[Document understanding data]
·····
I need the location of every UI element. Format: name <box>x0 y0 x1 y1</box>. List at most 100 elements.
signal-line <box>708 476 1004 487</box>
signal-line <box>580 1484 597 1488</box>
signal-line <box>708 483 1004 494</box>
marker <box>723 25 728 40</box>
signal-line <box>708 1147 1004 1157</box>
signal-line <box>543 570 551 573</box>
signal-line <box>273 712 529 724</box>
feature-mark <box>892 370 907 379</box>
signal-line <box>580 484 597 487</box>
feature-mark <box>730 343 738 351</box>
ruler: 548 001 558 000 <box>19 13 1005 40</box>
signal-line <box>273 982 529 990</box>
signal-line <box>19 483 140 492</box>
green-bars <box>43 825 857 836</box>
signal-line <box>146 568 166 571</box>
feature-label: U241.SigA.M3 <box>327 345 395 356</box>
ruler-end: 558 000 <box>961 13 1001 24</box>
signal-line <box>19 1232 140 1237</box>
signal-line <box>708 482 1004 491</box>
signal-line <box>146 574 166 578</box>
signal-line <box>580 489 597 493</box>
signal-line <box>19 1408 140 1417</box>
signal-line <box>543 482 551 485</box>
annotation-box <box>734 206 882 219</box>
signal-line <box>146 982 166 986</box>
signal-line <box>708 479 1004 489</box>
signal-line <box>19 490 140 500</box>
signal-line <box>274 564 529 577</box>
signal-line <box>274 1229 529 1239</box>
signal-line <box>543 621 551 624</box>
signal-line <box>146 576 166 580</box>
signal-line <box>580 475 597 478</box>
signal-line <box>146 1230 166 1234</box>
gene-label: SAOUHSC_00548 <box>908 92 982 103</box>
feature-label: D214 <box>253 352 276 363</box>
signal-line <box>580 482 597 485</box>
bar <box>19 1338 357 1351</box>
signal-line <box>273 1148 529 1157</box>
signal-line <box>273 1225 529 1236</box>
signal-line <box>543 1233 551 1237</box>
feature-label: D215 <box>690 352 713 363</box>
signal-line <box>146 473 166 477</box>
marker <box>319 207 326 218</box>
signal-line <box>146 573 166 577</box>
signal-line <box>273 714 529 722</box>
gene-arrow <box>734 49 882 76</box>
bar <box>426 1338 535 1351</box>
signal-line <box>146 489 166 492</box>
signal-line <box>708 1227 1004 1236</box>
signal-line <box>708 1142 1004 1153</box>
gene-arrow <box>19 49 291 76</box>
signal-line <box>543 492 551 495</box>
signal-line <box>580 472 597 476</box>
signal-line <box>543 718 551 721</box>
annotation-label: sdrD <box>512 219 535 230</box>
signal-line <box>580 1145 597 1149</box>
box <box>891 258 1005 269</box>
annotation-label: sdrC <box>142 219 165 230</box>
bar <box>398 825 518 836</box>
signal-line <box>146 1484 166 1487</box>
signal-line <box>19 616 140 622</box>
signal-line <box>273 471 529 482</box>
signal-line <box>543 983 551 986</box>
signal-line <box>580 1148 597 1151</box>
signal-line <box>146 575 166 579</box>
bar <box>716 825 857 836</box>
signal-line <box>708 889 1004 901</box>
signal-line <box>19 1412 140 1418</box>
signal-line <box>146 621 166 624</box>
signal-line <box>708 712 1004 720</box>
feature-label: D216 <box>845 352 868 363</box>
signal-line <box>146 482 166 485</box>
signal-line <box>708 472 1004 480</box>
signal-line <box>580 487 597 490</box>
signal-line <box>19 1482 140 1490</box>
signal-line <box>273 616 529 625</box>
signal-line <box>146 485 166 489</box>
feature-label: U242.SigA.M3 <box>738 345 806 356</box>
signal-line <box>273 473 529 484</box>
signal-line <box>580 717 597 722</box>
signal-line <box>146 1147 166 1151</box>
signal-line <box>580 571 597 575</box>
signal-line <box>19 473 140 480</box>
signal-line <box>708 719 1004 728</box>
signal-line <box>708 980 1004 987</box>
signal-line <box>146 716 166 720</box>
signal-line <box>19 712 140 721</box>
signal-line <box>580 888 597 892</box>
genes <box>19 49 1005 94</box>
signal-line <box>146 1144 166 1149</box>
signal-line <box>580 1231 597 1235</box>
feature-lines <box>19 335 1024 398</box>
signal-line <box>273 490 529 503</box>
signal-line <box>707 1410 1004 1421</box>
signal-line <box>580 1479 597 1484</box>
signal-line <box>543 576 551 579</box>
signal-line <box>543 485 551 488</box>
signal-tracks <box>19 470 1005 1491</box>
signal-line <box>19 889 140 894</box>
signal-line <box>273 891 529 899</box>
·····
◆ TASK ◆
Please state how many lines of the data hold the string "ruler", with nothing else in your reply.

◆ TASK SOLUTION ◆
2